** Page text follows **

Closed Tekki closed 11 years ago
Maybe this is due to a change in the latest 0.9.10 of Backbone.js, see http://backbonejs.org/#changelog
Model validation is now only enforced by default in Model#save and no longer enforced by default upon construction or in Model#set, unless the {validate:true} option is passed.
And this leads to the question: Is there a way to set "validate" to true by default, so that one does not need to pass {validate:true} to every set() call?
The Validation on blur example also does't work on Backbone 0.9.10. As a (temporary) fix you have to pass { validate: true }
on model.set()
.
My solution is to wrap the _validate
method of Backbone.Model
and add validate=true to the options object:
Backbone.Model.prototype._validate = _.wrap(Backbone.Model.prototype._validate, function(func, attrs, options) {
options.validate = true;
return func.call(this, attrs, options);
});
This should be called once after Backbone is loaded.
@svankerkfort What you propose is not a temporary solution, it is how validation is done in Backbone from 0.9.10
I'm using backbone 0.9.10 and the solution of svankerkfort function to me. When you have some time can you document this on your guide ( http://thedersen.com/projects/backbone-validation/ ), i think that it's important especially for newbie as me. Thank you for this beautiful backbone extension.
It seems that in 0.9.10 forceUpdate is always turned on (I know backbone.validation isn't tested on this version yet). I have a model that contains among other things a username and an e-mail address. If I set illegal values in this way:
the validation of the e-mail address fails in 0.9.9 and 0.9.10, but in 0.9.10 set() returns true and the model contains the new values, including the illegal mail address. With 0.9.9, the model remains as expected in its original state.

** End of Page text **
** Extracted material follows **

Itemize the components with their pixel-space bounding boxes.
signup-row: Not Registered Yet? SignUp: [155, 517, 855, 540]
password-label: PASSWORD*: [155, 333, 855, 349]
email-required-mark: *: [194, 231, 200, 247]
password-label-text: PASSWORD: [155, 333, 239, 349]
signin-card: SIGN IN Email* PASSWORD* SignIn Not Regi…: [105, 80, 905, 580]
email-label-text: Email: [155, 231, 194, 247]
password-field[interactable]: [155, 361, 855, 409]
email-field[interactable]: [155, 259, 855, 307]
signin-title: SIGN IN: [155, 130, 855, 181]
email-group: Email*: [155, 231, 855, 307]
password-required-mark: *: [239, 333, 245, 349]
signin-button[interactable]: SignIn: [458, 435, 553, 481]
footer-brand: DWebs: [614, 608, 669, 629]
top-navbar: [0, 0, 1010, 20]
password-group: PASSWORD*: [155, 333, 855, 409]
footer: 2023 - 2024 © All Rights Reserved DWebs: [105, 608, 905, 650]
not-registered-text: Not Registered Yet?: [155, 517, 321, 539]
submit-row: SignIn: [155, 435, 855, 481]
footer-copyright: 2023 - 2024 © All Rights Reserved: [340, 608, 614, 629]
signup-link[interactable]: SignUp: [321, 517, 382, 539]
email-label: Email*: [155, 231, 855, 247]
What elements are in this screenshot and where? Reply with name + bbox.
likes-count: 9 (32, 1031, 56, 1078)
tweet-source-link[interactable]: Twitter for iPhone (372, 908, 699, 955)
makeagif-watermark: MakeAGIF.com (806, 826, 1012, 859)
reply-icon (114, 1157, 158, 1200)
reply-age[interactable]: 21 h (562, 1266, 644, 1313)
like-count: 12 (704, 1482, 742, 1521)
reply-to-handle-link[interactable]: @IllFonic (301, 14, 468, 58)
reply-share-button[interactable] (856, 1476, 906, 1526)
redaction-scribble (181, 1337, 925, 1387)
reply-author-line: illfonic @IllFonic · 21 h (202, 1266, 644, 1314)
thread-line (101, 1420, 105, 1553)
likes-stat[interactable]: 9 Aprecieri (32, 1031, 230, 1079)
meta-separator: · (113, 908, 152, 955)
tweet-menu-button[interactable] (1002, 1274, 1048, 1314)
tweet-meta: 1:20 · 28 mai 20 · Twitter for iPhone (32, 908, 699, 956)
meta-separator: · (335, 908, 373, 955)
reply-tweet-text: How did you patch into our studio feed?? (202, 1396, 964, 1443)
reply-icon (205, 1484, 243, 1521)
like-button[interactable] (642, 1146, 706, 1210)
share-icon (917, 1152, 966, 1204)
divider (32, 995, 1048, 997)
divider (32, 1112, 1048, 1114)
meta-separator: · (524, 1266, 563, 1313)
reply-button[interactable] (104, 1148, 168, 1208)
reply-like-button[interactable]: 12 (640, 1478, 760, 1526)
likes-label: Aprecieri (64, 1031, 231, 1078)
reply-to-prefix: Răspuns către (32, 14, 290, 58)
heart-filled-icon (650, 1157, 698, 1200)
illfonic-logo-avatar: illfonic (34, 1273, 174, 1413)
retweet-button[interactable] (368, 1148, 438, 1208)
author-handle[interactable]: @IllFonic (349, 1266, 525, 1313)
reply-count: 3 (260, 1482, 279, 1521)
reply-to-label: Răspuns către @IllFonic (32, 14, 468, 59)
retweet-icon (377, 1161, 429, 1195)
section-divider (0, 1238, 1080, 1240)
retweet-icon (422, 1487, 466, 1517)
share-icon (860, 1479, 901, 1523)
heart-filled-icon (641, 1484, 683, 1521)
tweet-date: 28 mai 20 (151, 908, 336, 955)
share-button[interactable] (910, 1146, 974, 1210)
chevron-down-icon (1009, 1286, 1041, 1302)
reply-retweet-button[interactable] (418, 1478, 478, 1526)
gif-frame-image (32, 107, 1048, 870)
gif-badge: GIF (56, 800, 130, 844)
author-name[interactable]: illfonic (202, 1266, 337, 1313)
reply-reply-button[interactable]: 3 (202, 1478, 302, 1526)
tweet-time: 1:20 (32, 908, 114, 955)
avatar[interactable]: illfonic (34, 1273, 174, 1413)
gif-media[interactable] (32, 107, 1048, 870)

** End of Extracted material **

→ **Your goal**: According to the Backbone.js validation thread, when should the code that wraps the _validate method be called?

→ **Response to the task**: It should be called once after Backbone is loaded.